#### Set problem:
Return each line of the records holding the string "portrait".

#### Items:
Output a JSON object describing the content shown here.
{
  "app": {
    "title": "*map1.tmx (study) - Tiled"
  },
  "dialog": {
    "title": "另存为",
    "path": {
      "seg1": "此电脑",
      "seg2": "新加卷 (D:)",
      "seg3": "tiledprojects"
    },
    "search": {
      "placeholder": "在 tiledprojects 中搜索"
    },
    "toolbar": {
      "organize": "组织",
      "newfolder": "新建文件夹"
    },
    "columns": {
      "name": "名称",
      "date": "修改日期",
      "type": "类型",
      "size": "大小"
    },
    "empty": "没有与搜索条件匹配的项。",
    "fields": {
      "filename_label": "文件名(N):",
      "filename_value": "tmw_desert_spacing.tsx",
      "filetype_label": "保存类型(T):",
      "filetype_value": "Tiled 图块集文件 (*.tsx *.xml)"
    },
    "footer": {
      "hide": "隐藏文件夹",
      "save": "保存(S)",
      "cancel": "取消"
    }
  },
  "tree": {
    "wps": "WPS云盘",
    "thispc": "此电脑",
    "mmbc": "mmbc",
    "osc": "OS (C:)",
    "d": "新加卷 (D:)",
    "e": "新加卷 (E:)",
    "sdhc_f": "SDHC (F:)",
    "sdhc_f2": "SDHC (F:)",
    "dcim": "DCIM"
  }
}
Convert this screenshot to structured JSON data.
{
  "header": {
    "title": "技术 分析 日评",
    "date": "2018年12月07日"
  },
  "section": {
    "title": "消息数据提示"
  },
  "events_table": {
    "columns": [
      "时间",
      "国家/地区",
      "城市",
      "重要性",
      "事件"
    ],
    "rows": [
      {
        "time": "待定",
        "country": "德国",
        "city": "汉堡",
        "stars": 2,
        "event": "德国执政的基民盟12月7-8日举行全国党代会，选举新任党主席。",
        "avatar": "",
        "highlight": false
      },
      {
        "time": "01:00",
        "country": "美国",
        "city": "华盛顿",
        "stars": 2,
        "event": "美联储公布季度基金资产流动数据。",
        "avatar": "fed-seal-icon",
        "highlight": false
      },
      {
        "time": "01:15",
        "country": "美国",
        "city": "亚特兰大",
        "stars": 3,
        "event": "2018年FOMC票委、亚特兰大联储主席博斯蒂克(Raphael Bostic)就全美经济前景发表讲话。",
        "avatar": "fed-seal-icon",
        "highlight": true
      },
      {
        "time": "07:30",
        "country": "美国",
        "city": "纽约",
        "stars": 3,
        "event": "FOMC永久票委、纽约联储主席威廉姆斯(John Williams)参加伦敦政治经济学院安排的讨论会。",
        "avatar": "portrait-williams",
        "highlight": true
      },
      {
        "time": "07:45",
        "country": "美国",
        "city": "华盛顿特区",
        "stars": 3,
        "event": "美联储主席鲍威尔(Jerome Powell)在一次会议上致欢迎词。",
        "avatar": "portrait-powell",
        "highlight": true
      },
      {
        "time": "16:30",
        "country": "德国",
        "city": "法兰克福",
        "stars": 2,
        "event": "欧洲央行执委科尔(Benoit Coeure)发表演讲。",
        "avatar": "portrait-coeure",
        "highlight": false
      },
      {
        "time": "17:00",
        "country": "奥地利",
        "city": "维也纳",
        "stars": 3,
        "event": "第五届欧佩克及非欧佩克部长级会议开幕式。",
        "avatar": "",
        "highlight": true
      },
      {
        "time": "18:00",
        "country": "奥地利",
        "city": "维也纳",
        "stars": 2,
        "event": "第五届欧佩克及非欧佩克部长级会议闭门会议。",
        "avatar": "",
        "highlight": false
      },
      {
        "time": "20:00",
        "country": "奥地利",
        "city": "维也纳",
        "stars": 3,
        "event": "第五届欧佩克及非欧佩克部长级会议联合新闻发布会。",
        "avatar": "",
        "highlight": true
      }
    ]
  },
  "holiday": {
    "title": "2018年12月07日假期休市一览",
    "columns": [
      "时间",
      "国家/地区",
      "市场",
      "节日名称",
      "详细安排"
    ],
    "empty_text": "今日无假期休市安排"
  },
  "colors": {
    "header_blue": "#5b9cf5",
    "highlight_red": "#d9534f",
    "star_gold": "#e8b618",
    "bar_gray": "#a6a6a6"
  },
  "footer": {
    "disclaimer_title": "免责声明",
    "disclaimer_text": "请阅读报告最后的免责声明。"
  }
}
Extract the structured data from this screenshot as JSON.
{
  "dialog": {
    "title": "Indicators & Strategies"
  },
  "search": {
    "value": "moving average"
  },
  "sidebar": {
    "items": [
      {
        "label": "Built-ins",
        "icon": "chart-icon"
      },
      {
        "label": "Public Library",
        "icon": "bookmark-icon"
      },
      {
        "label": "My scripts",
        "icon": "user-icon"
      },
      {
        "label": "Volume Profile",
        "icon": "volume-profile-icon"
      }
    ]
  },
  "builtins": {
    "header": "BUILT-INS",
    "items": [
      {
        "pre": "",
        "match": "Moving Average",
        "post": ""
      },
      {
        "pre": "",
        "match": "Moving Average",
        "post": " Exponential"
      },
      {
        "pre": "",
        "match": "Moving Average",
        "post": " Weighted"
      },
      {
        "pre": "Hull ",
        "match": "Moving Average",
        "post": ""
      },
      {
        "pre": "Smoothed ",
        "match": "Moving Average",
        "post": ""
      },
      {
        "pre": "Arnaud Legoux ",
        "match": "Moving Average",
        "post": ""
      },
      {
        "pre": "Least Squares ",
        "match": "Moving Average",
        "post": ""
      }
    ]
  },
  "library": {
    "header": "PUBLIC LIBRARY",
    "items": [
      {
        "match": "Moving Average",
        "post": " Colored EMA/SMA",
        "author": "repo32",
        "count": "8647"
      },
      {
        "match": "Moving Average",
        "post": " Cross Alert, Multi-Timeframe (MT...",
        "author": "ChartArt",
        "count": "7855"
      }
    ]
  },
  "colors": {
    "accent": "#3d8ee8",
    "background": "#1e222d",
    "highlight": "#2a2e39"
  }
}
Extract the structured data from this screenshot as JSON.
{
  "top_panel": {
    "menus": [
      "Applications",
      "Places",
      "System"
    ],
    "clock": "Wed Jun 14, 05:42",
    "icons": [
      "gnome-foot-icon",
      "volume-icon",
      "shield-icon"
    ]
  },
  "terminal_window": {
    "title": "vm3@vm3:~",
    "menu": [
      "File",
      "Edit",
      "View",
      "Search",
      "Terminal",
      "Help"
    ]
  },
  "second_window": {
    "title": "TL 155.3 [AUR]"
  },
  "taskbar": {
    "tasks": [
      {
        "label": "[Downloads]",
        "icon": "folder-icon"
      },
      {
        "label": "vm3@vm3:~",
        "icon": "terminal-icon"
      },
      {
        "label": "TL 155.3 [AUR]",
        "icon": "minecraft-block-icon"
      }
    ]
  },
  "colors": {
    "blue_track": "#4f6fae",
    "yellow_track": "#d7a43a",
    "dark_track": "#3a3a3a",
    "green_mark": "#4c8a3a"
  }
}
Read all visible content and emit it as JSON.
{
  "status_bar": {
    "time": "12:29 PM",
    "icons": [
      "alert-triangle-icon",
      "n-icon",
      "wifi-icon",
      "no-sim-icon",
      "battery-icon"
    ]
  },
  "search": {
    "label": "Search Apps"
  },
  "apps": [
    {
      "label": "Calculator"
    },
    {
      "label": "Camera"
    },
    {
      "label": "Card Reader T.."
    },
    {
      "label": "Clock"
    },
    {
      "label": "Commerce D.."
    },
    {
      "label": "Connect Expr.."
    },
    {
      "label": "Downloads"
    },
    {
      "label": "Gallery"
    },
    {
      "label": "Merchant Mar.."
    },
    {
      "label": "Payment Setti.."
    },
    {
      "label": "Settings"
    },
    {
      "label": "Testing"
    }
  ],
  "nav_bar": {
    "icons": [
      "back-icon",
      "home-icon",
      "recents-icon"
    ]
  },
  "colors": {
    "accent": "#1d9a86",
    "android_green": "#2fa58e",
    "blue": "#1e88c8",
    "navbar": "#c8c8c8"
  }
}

#### Reply:
        "avatar": "portrait-williams",
        "avatar": "portrait-powell",
        "avatar": "portrait-coeure",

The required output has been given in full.